Collected data entries
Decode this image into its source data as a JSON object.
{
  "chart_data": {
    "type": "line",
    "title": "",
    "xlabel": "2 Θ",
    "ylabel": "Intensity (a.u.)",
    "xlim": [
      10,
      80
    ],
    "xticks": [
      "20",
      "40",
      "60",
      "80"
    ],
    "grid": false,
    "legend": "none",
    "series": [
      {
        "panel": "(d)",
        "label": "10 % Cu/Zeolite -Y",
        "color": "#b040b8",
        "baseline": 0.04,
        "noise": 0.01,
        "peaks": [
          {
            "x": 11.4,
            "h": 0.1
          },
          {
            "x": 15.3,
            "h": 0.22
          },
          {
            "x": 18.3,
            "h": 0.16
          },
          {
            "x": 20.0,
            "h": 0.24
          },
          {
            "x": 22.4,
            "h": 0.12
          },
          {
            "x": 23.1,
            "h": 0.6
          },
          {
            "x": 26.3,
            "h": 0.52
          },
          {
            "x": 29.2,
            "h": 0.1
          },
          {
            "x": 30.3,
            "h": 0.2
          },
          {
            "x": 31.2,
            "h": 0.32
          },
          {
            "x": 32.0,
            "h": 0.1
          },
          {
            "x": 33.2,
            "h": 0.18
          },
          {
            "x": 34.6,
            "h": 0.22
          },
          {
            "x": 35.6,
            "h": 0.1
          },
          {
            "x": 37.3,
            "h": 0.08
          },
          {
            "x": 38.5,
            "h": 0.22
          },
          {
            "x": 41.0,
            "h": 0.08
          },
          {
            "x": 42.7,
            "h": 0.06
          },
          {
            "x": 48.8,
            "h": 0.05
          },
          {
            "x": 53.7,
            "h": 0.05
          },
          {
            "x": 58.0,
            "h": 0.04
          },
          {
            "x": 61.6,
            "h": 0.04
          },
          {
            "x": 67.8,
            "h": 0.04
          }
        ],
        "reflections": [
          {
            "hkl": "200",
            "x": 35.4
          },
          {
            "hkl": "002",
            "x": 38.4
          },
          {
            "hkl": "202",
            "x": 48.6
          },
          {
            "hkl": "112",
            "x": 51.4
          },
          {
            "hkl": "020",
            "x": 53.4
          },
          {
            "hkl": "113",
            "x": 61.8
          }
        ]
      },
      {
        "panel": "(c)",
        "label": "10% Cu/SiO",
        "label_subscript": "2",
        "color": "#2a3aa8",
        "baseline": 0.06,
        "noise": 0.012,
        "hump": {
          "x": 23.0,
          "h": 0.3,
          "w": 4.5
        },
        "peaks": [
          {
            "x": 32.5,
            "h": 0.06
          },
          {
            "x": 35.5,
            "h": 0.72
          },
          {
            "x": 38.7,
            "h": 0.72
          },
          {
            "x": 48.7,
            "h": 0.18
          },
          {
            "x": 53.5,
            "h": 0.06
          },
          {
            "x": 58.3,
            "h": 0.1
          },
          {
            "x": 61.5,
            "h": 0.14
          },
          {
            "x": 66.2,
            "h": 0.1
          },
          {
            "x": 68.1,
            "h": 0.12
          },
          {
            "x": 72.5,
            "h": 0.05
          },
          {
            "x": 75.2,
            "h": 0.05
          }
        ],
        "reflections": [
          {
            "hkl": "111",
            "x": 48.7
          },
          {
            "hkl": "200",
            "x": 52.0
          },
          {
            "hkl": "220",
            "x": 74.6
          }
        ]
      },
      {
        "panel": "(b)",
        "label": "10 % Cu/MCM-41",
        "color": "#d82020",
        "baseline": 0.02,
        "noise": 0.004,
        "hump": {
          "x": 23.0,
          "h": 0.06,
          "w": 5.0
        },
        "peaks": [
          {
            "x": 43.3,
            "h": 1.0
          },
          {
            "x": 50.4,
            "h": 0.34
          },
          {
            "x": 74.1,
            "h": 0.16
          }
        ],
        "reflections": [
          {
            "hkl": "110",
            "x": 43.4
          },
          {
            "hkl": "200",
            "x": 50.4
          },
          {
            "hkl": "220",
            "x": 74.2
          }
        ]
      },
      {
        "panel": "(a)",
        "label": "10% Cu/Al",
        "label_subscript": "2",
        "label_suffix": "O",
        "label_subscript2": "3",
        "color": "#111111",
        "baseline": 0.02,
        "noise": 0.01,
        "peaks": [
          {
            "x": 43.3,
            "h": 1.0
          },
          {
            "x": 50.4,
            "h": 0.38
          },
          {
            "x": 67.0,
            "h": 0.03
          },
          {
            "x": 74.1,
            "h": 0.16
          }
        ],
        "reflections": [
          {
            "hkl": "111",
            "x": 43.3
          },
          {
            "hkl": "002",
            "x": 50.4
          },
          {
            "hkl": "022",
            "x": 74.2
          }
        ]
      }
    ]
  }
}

Problem to work on >> Output all of the data again. Match it exactly.

Complete output >>
Decode this image into its source data as a JSON object.
{
  "chart_data": {
    "type": "line",
    "title": "",
    "xlabel": "2 Θ",
    "ylabel": "Intensity (a.u.)",
    "xlim": [
      10,
      80
    ],
    "xticks": [
      "20",
      "40",
      "60",
      "80"
    ],
    "grid": false,
    "legend": "none",
    "series": [
      {
        "panel": "(d)",
        "label": "10 % Cu/Zeolite -Y",
        "color": "#b040b8",
        "baseline": 0.04,
        "noise": 0.01,
        "peaks": [
          {
            "x": 11.4,
            "h": 0.1
          },
          {
            "x": 15.3,
            "h": 0.22
          },
          {
            "x": 18.3,
            "h": 0.16
          },
          {
            "x": 20.0,
            "h": 0.24
          },
          {
            "x": 22.4,
            "h": 0.12
          },
          {
            "x": 23.1,
            "h": 0.6
          },
          {
            "x": 26.3,
            "h": 0.52
          },
          {
            "x": 29.2,
            "h": 0.1
          },
          {
            "x": 30.3,
            "h": 0.2
          },
          {
            "x": 31.2,
            "h": 0.32
          },
          {
            "x": 32.0,
            "h": 0.1
          },
          {
            "x": 33.2,
            "h": 0.18
          },
          {
            "x": 34.6,
            "h": 0.22
          },
          {
            "x": 35.6,
            "h": 0.1
          },
          {
            "x": 37.3,
            "h": 0.08
          },
          {
            "x": 38.5,
            "h": 0.22
          },
          {
            "x": 41.0,
            "h": 0.08
          },
          {
            "x": 42.7,
            "h": 0.06
          },
          {
            "x": 48.8,
            "h": 0.05
          },
          {
            "x": 53.7,
            "h": 0.05
          },
          {
            "x": 58.0,
            "h": 0.04
          },
          {
            "x": 61.6,
            "h": 0.04
          },
          {
            "x": 67.8,
            "h": 0.04
          }
        ],
        "reflections": [
          {
            "hkl": "200",
            "x": 35.4
          },
          {
            "hkl": "002",
            "x": 38.4
          },
          {
            "hkl": "202",
            "x": 48.6
          },
          {
            "hkl": "112",
            "x": 51.4
          },
          {
            "hkl": "020",
            "x": 53.4
          },
          {
            "hkl": "113",
            "x": 61.8
          }
        ]
      },
      {
        "panel": "(c)",
        "label": "10% Cu/SiO",
        "label_subscript": "2",
        "color": "#2a3aa8",
        "baseline": 0.06,
        "noise": 0.012,
        "hump": {
          "x": 23.0,
          "h": 0.3,
          "w": 4.5
        },
        "peaks": [
          {
            "x": 32.5,
            "h": 0.06
          },
          {
            "x": 35.5,
            "h": 0.72
          },
          {
            "x": 38.7,
            "h": 0.72
          },
          {
            "x": 48.7,
            "h": 0.18
          },
          {
            "x": 53.5,
            "h": 0.06
          },
          {
            "x": 58.3,
            "h": 0.1
          },
          {
            "x": 61.5,
            "h": 0.14
          },
          {
            "x": 66.2,
            "h": 0.1
          },
          {
            "x": 68.1,
            "h": 0.12
          },
          {
            "x": 72.5,
            "h": 0.05
          },
          {
            "x": 75.2,
            "h": 0.05
          }
        ],
        "reflections": [
          {
            "hkl": "111",
            "x": 48.7
          },
          {
            "hkl": "200",
            "x": 52.0
          },
          {
            "hkl": "220",
            "x": 74.6
          }
        ]
      },
      {
        "panel": "(b)",
        "label": "10 % Cu/MCM-41",
        "color": "#d82020",
        "baseline": 0.02,
        "noise": 0.004,
        "hump": {
          "x": 23.0,
          "h": 0.06,
          "w": 5.0
        },
        "peaks": [
          {
            "x": 43.3,
            "h": 1.0
          },
          {
            "x": 50.4,
            "h": 0.34
          },
          {
            "x": 74.1,
            "h": 0.16
          }
        ],
        "reflections": [
          {
            "hkl": "110",
            "x": 43.4
          },
          {
            "hkl": "200",
            "x": 50.4
          },
          {
            "hkl": "220",
            "x": 74.2
          }
        ]
      },
      {
        "panel": "(a)",
        "label": "10% Cu/Al",
        "label_subscript": "2",
        "label_suffix": "O",
        "label_subscript2": "3",
        "color": "#111111",
        "baseline": 0.02,
        "noise": 0.01,
        "peaks": [
          {
            "x": 43.3,
            "h": 1.0
          },
          {
            "x": 50.4,
            "h": 0.38
          },
          {
            "x": 67.0,
            "h": 0.03
          },
          {
            "x": 74.1,
            "h": 0.16
          }
        ],
        "reflections": [
          {
            "hkl": "111",
            "x": 43.3
          },
          {
            "hkl": "002",
            "x": 50.4
          },
          {
            "hkl": "022",
            "x": 74.2
          }
        ]
      }
    ]
  }
}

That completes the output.